### [Exercise aim]
Write out each record below exactly as it appears, with no pictures.

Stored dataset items
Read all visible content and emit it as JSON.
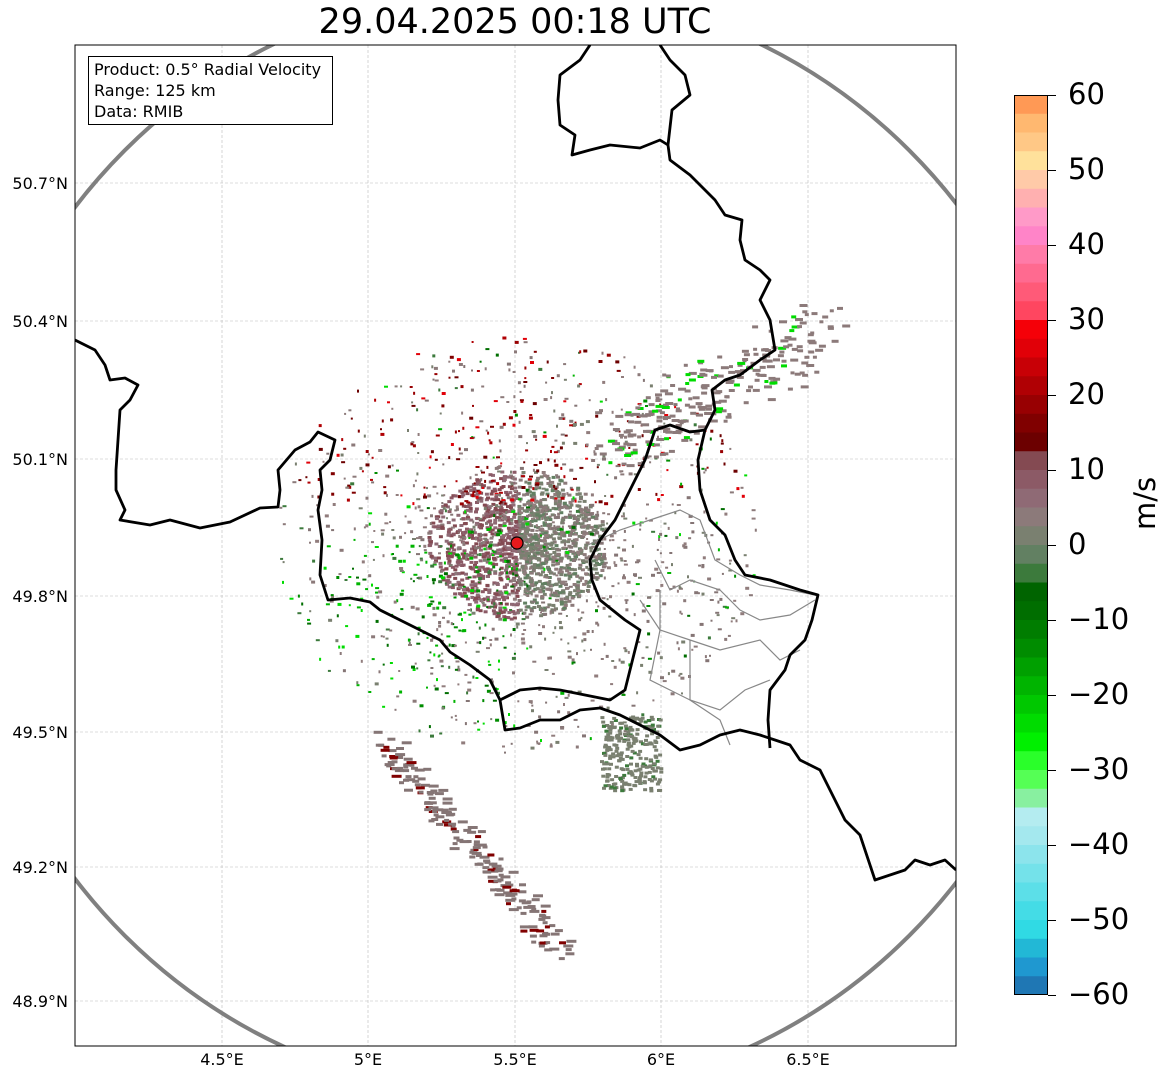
{
  "title": "29.04.2025 00:18 UTC",
  "info": {
    "product": "Product: 0.5° Radial Velocity",
    "range": "Range: 125 km",
    "data": "Data: RMIB"
  },
  "axes": {
    "lat_ticks": [
      "50.7°N",
      "50.4°N",
      "50.1°N",
      "49.8°N",
      "49.5°N",
      "49.2°N",
      "48.9°N"
    ],
    "lon_ticks": [
      "4.5°E",
      "5°E",
      "5.5°E",
      "6°E",
      "6.5°E"
    ]
  },
  "colorbar": {
    "unit": "m/s",
    "ticks": [
      "60",
      "50",
      "40",
      "30",
      "20",
      "10",
      "0",
      "−10",
      "−20",
      "−30",
      "−40",
      "−50",
      "−60"
    ],
    "range": [
      -60,
      60
    ],
    "colors": [
      "#ff9955",
      "#ffb870",
      "#ffc886",
      "#ffe19b",
      "#ffcaa8",
      "#ffb0b0",
      "#ff9ac8",
      "#ff84c8",
      "#ff7ba8",
      "#ff6a90",
      "#ff5a78",
      "#ff4660",
      "#f50008",
      "#e10008",
      "#c80006",
      "#b00004",
      "#980002",
      "#800000",
      "#6c0000",
      "#844a52",
      "#8c5a66",
      "#8f6a75",
      "#8c7a7a",
      "#7a8070",
      "#628062",
      "#3c7a3c",
      "#006400",
      "#006e00",
      "#007d00",
      "#008c00",
      "#00a000",
      "#00b400",
      "#00c800",
      "#00dc00",
      "#00f000",
      "#2aff2a",
      "#55ff55",
      "#88f0a0",
      "#b4ecf0",
      "#a4e8ee",
      "#8ce4ec",
      "#74e2ea",
      "#5cdfe8",
      "#44dce6",
      "#30dae4",
      "#22b8d6",
      "#1f98d0",
      "#1f77b4"
    ]
  },
  "radar_site": {
    "color": "#e8191c"
  }
}
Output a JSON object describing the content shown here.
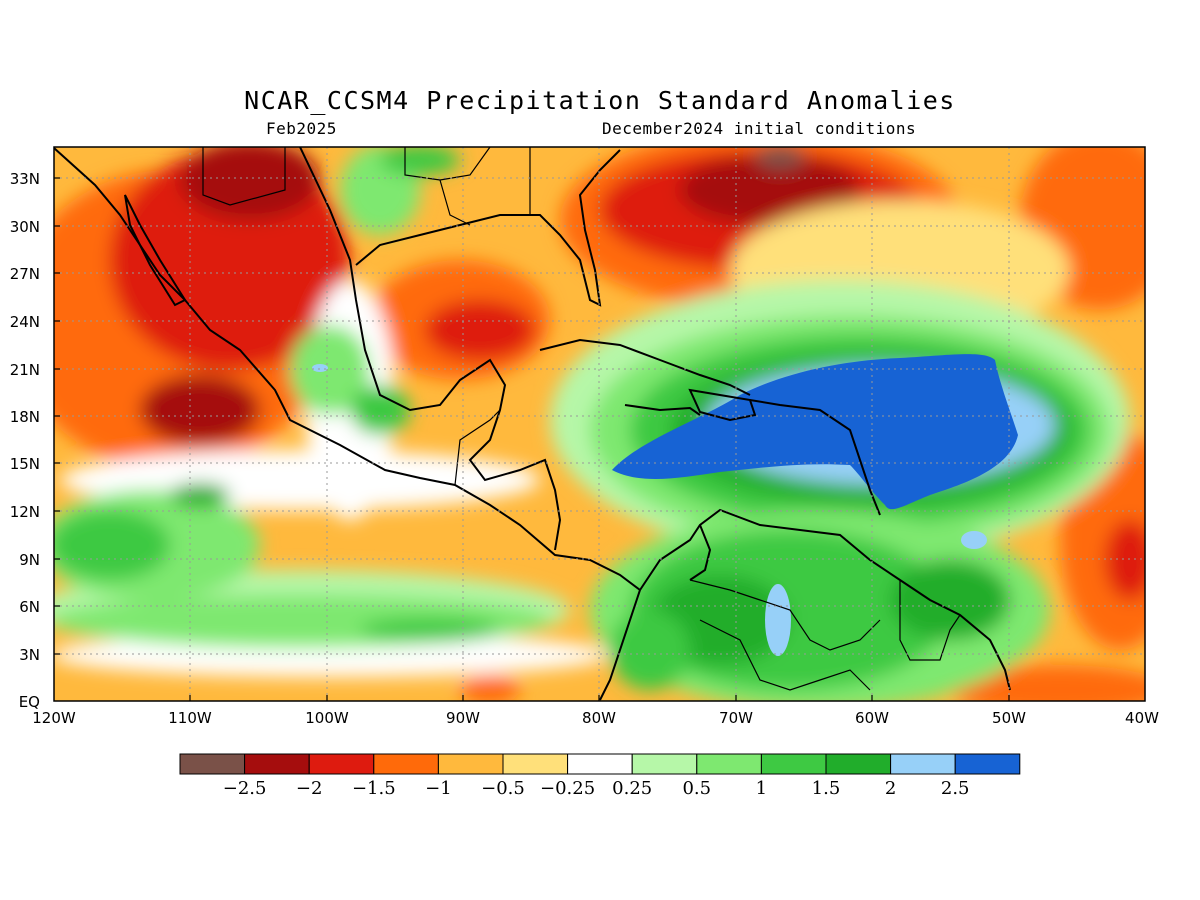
{
  "title": "NCAR_CCSM4 Precipitation Standard Anomalies",
  "valid_month": "Feb2025",
  "initial_conditions": "December2024 initial conditions",
  "map": {
    "region": "Central America / Caribbean / Gulf of Mexico",
    "lon_range": [
      -120,
      -40
    ],
    "lat_range": [
      0,
      35
    ],
    "lat_labels": [
      "33N",
      "30N",
      "27N",
      "24N",
      "21N",
      "18N",
      "15N",
      "12N",
      "9N",
      "6N",
      "3N",
      "EQ"
    ],
    "lon_labels": [
      "120W",
      "110W",
      "100W",
      "90W",
      "80W",
      "70W",
      "60W",
      "50W",
      "40W"
    ],
    "grid": "dotted"
  },
  "colorbar": {
    "colors": [
      "#7a5148",
      "#a50d0d",
      "#de1b0f",
      "#ff6a0a",
      "#ffb93d",
      "#ffe07a",
      "#ffffff",
      "#b6f7a8",
      "#7ee870",
      "#3ec943",
      "#21ad2b",
      "#97d0f8",
      "#1763d4"
    ],
    "labels": [
      "−2.5",
      "−2",
      "−1.5",
      "−1",
      "−0.5",
      "−0.25",
      "0.25",
      "0.5",
      "1",
      "1.5",
      "2",
      "2.5"
    ]
  }
}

### [Solution for this problem]
Read all visible content and emit it as JSON.
{
  "title": "29.04.2025 00:18 UTC",
  "info": {
    "product": "Product: 0.5° Radial Velocity",
    "range": "Range: 125 km",
    "data": "Data: RMIB"
  },
  "axes": {
    "lat_ticks": [
      "50.7°N",
      "50.4°N",
      "50.1°N",
      "49.8°N",
      "49.5°N",
      "49.2°N",
      "48.9°N"
    ],
    "lon_ticks": [
      "4.5°E",
      "5°E",
      "5.5°E",
      "6°E",
      "6.5°E"
    ]
  },
  "colorbar": {
    "unit": "m/s",
    "ticks": [
      "60",
      "50",
      "40",
      "30",
      "20",
      "10",
      "0",
      "−10",
      "−20",
      "−30",
      "−40",
      "−50",
      "−60"
    ],
    "range": [
      -60,
      60
    ],
    "colors": [
      "#ff9955",
      "#ffb870",
      "#ffc886",
      "#ffe19b",
      "#ffcaa8",
      "#ffb0b0",
      "#ff9ac8",
      "#ff84c8",
      "#ff7ba8",
      "#ff6a90",
      "#ff5a78",
      "#ff4660",
      "#f50008",
      "#e10008",
      "#c80006",
      "#b00004",
      "#980002",
      "#800000",
      "#6c0000",
      "#844a52",
      "#8c5a66",
      "#8f6a75",
      "#8c7a7a",
      "#7a8070",
      "#628062",
      "#3c7a3c",
      "#006400",
      "#006e00",
      "#007d00",
      "#008c00",
      "#00a000",
      "#00b400",
      "#00c800",
      "#00dc00",
      "#00f000",
      "#2aff2a",
      "#55ff55",
      "#88f0a0",
      "#b4ecf0",
      "#a4e8ee",
      "#8ce4ec",
      "#74e2ea",
      "#5cdfe8",
      "#44dce6",
      "#30dae4",
      "#22b8d6",
      "#1f98d0",
      "#1f77b4"
    ]
  },
  "radar_site": {
    "color": "#e8191c"
  }
}
Output a JSON object describing the content shown here.
{
  "title": "NCAR_CCSM4 Precipitation Standard Anomalies",
  "valid_month": "Feb2025",
  "initial_conditions": "December2024 initial conditions",
  "map": {
    "region": "Central America / Caribbean / Gulf of Mexico",
    "lon_range": [
      -120,
      -40
    ],
    "lat_range": [
      0,
      35
    ],
    "lat_labels": [
      "33N",
      "30N",
      "27N",
      "24N",
      "21N",
      "18N",
      "15N",
      "12N",
      "9N",
      "6N",
      "3N",
      "EQ"
    ],
    "lon_labels": [
      "120W",
      "110W",
      "100W",
      "90W",
      "80W",
      "70W",
      "60W",
      "50W",
      "40W"
    ],
    "grid": "dotted"
  },
  "colorbar": {
    "colors": [
      "#7a5148",
      "#a50d0d",
      "#de1b0f",
      "#ff6a0a",
      "#ffb93d",
      "#ffe07a",
      "#ffffff",
      "#b6f7a8",
      "#7ee870",
      "#3ec943",
      "#21ad2b",
      "#97d0f8",
      "#1763d4"
    ],
    "labels": [
      "−2.5",
      "−2",
      "−1.5",
      "−1",
      "−0.5",
      "−0.25",
      "0.25",
      "0.5",
      "1",
      "1.5",
      "2",
      "2.5"
    ]
  }
}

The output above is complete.